(To do) Search the records that follow and extract every line containing the string "Ведущий".

▼

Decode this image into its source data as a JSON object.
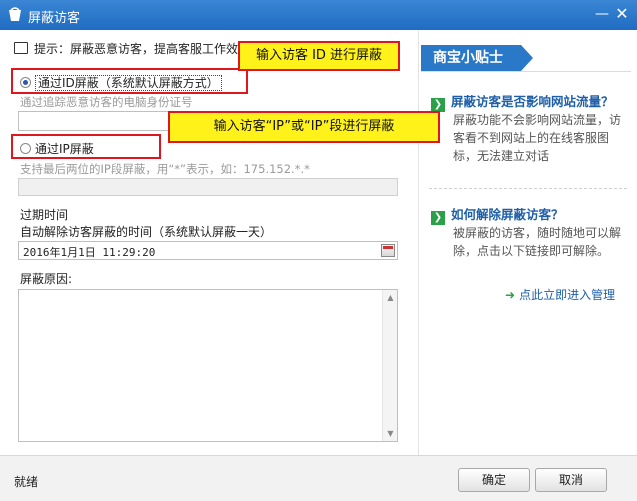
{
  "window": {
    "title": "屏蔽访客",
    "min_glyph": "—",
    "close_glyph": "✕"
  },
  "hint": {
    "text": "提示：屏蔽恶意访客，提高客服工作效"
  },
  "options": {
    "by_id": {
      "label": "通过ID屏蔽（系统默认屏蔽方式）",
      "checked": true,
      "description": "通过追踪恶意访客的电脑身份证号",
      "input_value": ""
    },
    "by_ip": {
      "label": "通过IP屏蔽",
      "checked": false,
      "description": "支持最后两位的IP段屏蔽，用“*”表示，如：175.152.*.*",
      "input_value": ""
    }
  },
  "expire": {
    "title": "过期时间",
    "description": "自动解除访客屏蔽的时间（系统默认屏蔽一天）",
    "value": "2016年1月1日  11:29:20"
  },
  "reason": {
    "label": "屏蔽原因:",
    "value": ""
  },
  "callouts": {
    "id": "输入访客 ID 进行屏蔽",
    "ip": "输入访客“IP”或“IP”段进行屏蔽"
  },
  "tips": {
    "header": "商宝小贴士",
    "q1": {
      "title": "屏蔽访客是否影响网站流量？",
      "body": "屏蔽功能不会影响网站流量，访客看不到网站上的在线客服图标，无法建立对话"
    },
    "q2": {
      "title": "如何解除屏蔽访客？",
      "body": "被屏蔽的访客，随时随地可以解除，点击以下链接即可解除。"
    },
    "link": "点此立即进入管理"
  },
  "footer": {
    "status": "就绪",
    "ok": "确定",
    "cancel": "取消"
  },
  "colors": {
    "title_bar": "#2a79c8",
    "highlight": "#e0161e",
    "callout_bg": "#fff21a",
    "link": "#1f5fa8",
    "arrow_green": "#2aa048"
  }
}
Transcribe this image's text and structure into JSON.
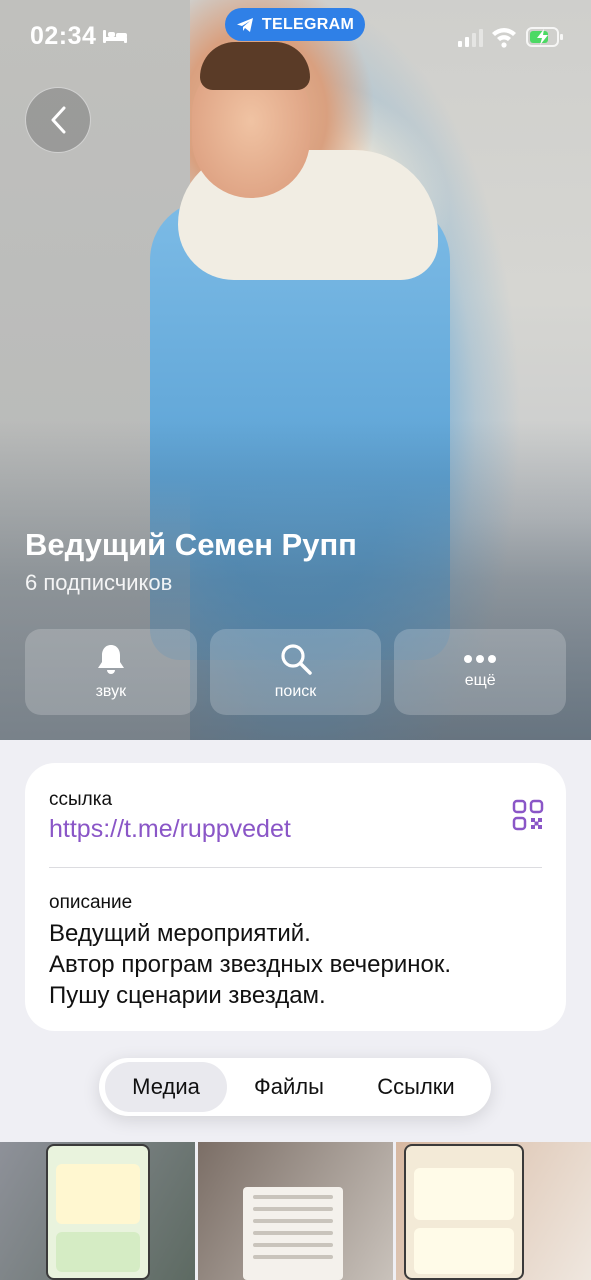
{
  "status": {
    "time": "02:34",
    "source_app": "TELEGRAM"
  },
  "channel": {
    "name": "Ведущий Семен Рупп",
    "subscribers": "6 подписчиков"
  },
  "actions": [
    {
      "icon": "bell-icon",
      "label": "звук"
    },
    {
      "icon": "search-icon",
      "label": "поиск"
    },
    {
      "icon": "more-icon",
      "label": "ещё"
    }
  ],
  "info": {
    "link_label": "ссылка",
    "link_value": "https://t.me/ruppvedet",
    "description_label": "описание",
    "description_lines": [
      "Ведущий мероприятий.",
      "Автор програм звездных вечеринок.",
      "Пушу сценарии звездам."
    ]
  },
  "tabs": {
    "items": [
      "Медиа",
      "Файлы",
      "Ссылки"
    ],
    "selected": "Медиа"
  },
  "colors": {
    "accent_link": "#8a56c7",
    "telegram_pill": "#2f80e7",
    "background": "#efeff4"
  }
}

▲
▼

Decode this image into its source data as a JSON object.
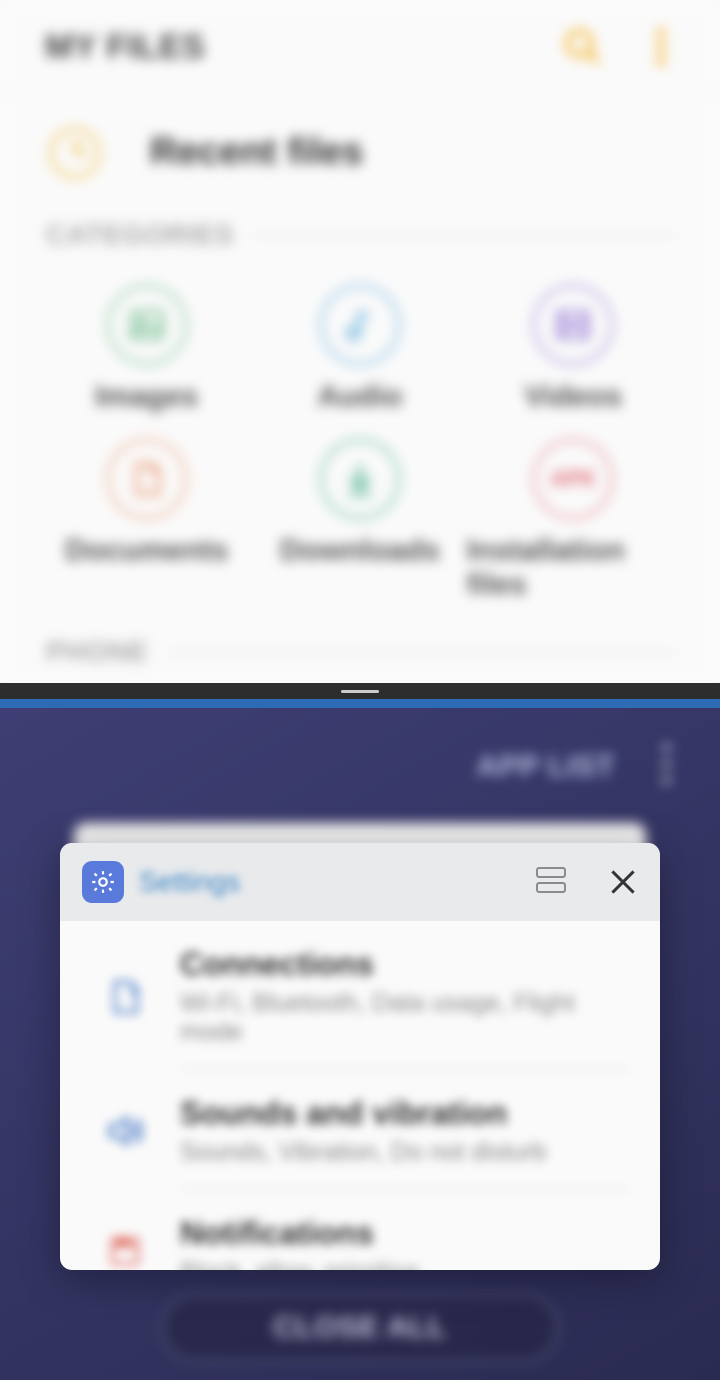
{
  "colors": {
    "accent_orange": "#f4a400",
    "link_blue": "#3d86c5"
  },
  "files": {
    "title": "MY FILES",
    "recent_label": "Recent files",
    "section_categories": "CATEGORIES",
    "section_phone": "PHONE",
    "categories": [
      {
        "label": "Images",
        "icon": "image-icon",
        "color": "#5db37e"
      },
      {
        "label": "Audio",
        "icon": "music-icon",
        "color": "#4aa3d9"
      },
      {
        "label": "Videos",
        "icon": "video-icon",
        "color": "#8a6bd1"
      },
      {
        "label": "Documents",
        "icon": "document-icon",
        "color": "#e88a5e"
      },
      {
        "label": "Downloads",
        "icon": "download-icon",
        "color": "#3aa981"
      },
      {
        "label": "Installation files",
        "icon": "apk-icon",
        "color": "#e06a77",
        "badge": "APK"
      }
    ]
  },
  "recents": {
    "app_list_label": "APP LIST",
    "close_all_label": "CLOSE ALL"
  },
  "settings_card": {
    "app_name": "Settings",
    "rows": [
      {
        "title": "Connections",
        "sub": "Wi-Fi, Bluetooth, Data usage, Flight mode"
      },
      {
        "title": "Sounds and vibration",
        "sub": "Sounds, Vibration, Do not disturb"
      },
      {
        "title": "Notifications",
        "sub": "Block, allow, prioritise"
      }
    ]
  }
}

▲

(Solved exercise)
    "name": "Ведущий Семен Рупп",
      "Ведущий мероприятий.",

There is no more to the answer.